• Exercise objective:
In the listing below, count the lines that contain the string "letter". Reply with the number only.
# start of Records for processing
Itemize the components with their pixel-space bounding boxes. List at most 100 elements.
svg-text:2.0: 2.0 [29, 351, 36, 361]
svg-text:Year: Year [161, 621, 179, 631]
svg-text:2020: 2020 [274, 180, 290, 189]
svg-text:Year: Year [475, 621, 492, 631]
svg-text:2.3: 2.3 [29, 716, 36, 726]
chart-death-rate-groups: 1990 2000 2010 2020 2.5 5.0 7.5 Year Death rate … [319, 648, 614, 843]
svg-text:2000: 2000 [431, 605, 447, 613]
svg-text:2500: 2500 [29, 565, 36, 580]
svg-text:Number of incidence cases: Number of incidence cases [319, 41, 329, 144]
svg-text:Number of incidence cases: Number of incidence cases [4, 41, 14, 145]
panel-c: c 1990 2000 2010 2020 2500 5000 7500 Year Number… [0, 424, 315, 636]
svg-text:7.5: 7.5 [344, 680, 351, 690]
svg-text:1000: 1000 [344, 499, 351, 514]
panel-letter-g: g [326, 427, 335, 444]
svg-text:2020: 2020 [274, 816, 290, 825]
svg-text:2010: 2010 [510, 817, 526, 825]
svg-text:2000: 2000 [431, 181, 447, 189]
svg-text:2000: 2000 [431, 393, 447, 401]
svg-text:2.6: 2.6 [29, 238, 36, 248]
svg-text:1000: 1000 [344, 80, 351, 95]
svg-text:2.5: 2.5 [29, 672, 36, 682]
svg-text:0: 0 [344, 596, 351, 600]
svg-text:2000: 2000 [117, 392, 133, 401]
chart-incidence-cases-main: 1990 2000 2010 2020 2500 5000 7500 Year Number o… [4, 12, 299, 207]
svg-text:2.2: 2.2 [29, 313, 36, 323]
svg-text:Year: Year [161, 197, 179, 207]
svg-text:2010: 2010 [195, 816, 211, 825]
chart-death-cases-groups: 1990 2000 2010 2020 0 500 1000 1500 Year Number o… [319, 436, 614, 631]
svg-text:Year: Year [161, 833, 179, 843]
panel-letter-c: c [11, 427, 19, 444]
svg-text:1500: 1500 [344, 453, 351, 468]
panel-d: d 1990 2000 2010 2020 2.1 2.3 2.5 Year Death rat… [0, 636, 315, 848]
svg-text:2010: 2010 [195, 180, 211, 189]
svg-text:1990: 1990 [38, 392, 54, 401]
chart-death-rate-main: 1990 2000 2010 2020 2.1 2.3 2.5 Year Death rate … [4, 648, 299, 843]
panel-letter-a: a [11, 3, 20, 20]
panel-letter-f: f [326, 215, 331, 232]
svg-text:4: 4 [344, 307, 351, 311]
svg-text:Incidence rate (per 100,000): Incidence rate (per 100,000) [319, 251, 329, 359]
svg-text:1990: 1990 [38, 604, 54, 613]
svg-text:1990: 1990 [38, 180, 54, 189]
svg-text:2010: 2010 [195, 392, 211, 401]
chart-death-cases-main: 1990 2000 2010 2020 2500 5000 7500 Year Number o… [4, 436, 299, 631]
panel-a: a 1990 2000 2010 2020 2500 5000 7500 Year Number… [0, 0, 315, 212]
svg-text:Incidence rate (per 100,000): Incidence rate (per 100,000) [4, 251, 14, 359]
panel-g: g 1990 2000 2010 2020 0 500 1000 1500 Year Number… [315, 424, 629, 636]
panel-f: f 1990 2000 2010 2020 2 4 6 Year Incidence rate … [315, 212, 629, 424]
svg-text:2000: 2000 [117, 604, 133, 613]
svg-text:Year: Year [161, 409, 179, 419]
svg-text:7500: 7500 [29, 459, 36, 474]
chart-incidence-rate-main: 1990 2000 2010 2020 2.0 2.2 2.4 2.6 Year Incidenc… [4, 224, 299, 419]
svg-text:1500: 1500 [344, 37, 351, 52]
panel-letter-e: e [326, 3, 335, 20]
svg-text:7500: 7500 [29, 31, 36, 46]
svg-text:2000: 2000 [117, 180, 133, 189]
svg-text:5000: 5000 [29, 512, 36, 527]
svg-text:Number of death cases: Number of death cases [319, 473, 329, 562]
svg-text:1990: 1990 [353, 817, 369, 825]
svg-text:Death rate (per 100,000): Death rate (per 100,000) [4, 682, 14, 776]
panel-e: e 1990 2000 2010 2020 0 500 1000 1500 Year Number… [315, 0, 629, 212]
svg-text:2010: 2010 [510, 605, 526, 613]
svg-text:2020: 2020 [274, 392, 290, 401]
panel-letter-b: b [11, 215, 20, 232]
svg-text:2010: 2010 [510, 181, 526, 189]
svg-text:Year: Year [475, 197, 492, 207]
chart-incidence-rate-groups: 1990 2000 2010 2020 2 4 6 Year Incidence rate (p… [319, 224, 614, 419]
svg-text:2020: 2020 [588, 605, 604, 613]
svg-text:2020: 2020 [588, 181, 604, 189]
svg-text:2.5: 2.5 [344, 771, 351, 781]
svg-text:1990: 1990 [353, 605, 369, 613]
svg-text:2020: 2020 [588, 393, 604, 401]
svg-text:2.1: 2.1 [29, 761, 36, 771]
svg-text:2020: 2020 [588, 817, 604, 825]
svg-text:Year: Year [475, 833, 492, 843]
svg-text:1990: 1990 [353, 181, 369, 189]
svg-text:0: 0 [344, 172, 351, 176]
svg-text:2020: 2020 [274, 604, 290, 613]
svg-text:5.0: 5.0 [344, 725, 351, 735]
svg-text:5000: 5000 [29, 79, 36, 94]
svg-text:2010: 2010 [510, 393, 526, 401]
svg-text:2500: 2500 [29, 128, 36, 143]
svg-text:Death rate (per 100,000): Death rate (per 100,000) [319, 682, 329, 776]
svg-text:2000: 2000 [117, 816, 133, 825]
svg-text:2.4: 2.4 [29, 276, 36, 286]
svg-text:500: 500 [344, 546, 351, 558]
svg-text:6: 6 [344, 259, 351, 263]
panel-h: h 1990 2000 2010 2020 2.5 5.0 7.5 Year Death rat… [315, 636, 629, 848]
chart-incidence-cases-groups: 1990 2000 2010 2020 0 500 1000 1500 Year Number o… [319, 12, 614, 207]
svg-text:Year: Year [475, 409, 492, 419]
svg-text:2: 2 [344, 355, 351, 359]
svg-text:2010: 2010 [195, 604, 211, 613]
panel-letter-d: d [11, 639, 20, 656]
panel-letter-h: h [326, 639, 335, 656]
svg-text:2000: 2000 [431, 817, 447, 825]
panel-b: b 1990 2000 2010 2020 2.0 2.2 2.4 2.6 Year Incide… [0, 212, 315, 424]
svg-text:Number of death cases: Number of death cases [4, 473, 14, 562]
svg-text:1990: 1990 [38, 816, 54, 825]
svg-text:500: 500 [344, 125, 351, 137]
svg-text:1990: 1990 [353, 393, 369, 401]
# end of Records for processing
• Task result:
8